-- start of Records to process --

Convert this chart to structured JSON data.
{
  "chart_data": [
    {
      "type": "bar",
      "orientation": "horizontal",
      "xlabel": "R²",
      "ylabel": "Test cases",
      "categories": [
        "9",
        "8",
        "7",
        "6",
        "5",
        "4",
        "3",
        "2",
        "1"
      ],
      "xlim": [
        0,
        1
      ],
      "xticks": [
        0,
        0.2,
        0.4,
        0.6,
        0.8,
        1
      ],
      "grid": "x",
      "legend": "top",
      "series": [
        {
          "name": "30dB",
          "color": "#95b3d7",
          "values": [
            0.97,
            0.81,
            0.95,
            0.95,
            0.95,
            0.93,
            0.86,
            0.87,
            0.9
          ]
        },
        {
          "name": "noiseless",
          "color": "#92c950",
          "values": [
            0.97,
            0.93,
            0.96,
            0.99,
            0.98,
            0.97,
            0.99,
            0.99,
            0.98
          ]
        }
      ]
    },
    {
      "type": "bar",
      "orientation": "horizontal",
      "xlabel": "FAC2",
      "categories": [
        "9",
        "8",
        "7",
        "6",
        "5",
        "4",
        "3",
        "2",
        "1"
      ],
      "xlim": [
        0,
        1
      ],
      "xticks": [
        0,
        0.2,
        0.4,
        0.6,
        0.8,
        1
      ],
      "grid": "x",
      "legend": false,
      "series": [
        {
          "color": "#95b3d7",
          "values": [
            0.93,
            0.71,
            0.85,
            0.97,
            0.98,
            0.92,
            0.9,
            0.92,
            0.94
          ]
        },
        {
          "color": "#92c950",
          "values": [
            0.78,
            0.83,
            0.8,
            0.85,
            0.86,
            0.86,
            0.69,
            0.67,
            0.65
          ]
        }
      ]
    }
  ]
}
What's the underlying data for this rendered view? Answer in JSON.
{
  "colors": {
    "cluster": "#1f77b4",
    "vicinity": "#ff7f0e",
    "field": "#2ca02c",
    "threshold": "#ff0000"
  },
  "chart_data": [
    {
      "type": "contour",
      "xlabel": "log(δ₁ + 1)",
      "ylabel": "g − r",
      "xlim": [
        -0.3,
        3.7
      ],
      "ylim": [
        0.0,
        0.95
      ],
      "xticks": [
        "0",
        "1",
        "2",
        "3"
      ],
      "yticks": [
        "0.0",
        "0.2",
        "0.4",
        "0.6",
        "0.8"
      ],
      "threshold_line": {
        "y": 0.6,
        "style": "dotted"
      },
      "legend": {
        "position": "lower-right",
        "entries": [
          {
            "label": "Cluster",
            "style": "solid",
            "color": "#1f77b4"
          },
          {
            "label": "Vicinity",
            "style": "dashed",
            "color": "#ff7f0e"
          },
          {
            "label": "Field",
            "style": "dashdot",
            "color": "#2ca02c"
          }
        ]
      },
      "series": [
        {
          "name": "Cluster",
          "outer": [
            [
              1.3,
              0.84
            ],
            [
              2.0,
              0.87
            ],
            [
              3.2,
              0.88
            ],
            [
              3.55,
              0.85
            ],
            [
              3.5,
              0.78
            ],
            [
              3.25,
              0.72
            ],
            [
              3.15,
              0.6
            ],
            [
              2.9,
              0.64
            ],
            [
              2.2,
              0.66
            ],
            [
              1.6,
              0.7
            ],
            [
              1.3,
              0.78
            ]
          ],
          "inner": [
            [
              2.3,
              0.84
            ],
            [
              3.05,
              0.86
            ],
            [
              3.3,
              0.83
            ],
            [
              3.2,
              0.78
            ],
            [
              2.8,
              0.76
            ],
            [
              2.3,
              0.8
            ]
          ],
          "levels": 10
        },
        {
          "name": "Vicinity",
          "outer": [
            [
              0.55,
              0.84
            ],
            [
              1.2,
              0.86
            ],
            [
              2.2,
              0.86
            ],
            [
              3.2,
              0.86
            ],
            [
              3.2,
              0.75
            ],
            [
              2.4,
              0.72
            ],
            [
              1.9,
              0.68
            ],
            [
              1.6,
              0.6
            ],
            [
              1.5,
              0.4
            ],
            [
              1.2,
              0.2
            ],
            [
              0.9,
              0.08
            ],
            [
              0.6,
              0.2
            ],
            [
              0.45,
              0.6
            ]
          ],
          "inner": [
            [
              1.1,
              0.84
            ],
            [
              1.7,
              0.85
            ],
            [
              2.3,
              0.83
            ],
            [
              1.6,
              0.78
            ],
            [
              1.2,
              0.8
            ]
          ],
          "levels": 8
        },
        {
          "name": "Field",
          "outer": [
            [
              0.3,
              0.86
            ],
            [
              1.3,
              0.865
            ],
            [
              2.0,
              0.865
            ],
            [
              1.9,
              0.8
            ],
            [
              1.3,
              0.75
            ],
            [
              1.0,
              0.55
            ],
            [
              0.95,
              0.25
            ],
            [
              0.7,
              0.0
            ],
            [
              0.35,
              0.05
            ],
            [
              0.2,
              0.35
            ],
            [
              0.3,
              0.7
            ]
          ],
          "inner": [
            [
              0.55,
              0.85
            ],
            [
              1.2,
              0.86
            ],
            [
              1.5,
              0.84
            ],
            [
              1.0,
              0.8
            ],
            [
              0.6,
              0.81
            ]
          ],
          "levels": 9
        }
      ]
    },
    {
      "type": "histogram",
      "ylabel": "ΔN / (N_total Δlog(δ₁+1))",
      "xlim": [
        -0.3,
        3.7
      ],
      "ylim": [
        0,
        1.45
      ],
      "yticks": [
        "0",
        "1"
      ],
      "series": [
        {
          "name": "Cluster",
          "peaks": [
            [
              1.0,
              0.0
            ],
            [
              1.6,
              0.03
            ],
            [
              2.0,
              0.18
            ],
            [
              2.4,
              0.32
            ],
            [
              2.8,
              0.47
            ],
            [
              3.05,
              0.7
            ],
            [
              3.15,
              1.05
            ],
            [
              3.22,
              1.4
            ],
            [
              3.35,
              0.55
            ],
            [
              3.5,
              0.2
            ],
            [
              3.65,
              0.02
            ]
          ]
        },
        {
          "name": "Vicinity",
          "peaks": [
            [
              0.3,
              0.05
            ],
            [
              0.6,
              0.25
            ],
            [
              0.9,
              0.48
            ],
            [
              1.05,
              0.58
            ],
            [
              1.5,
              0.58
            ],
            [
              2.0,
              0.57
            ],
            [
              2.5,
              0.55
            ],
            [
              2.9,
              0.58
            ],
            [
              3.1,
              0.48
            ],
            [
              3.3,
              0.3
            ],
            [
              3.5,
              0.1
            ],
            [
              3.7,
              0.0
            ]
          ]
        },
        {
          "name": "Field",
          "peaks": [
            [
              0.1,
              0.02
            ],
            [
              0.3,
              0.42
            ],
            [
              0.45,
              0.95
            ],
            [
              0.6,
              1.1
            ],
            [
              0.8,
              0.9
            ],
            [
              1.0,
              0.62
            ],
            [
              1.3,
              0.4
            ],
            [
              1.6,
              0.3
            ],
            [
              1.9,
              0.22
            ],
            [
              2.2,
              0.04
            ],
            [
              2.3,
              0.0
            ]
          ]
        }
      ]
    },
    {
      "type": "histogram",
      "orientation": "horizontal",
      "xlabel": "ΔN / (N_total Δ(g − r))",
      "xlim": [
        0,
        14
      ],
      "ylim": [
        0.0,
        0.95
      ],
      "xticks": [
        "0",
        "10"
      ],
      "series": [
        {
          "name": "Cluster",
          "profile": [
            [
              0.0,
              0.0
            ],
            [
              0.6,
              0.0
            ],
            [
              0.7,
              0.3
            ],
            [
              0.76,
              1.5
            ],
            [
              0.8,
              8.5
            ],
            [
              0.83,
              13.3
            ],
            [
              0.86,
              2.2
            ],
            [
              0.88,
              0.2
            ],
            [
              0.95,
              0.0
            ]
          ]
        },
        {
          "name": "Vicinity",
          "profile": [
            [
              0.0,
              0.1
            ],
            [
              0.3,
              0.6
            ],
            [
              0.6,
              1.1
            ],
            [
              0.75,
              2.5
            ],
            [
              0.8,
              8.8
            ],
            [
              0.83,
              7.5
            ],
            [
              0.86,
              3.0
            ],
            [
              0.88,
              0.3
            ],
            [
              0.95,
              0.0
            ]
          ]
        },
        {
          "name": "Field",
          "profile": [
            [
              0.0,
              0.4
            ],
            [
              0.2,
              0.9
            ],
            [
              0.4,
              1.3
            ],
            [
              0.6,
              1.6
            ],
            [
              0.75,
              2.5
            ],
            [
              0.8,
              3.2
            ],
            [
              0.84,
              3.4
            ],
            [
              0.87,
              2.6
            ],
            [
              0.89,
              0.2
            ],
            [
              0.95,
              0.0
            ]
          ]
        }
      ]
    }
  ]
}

-- end of Records to process --

Task directions -> Where a line contains the string "ylabel", extract that line.

Response below ->
      "ylabel": "Test cases",
      "ylabel": "g − r",
      "ylabel": "ΔN / (N_total Δlog(δ₁+1))",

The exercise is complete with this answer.